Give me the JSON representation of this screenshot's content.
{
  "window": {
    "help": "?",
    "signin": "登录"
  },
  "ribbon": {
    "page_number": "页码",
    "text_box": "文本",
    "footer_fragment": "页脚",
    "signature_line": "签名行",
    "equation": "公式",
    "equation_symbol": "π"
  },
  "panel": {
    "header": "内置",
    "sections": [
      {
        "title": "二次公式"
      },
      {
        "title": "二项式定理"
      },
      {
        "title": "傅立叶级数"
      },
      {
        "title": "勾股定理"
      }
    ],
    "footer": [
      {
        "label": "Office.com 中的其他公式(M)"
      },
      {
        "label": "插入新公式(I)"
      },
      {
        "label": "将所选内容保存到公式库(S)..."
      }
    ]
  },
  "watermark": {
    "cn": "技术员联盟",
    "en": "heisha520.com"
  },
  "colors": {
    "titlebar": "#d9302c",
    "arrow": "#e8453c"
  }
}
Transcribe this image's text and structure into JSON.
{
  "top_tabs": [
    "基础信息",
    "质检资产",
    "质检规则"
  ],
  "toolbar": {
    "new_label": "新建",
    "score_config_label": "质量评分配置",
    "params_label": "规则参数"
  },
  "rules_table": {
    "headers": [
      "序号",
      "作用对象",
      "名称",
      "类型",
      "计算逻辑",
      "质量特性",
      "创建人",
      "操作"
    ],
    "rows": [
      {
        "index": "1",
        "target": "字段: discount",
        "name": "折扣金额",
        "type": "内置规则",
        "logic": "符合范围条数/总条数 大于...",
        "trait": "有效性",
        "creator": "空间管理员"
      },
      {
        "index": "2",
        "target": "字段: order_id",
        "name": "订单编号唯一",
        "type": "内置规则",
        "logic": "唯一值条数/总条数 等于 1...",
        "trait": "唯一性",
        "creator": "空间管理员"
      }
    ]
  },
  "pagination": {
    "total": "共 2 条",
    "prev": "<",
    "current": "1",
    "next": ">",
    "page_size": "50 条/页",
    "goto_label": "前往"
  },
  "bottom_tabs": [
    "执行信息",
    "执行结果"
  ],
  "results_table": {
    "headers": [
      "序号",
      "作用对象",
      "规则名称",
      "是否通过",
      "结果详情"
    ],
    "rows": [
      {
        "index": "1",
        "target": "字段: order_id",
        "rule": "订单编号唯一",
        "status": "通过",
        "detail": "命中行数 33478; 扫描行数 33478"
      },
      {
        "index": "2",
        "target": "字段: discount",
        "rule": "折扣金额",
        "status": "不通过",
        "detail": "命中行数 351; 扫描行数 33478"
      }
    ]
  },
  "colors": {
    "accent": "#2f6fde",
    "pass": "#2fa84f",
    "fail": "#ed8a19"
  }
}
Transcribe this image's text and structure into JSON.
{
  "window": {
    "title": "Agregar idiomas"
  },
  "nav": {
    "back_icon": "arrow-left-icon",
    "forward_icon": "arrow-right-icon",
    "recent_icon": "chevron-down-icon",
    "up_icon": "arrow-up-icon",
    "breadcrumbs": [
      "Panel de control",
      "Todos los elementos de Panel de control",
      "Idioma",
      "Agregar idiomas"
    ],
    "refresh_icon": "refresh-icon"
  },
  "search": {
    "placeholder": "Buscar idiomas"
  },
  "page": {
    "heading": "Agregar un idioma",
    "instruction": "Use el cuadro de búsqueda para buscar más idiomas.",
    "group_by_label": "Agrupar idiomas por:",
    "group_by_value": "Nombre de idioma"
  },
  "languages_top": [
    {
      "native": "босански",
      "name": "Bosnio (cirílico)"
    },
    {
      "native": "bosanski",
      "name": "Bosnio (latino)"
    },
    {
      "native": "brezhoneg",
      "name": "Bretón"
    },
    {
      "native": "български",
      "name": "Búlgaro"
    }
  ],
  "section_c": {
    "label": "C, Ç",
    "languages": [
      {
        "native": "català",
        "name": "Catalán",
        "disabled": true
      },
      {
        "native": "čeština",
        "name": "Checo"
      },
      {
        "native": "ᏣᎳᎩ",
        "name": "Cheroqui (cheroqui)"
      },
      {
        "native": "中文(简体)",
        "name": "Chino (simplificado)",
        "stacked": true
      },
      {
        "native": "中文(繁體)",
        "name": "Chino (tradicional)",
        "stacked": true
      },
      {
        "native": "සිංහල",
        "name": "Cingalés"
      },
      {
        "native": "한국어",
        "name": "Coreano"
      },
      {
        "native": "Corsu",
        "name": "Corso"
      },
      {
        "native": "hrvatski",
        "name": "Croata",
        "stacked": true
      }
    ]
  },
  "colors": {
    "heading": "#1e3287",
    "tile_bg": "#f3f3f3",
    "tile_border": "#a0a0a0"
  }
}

**Do this**
Select the lines in this material that hold the word "扫描行数", leaving none out.

**Task result**
        "detail": "命中行数 33478; 扫描行数 33478"
        "detail": "命中行数 351; 扫描行数 33478"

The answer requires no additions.